(What is expected): Return each line of the records with nothing changed, pictures excepted.

(Material to process):
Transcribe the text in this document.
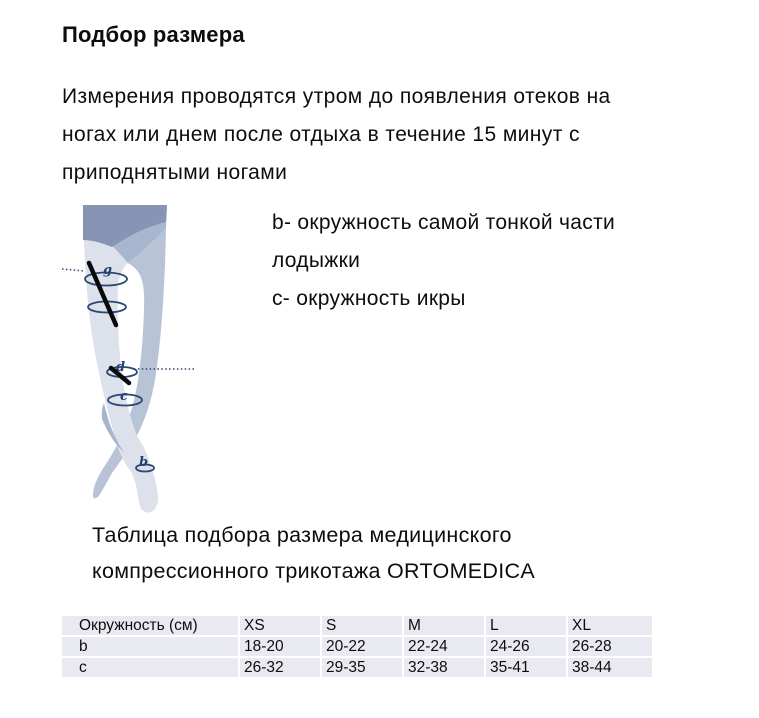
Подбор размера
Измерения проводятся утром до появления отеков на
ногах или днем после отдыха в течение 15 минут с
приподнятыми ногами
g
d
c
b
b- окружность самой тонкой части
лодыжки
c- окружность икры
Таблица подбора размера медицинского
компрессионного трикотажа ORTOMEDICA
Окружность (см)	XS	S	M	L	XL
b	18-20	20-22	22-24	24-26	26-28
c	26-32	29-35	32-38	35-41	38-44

(Written response):
Transcribe the text in this document.
Подбор размера
Измерения проводятся утром до появления отеков на
ногах или днем после отдыха в течение 15 минут с
приподнятыми ногами
g
d
c
b
b- окружность самой тонкой части
лодыжки
c- окружность икры
Таблица подбора размера медицинского
компрессионного трикотажа ORTOMEDICA
Окружность (см)	XS	S	M	L	XL
b	18-20	20-22	22-24	24-26	26-28
c	26-32	29-35	32-38	35-41	38-44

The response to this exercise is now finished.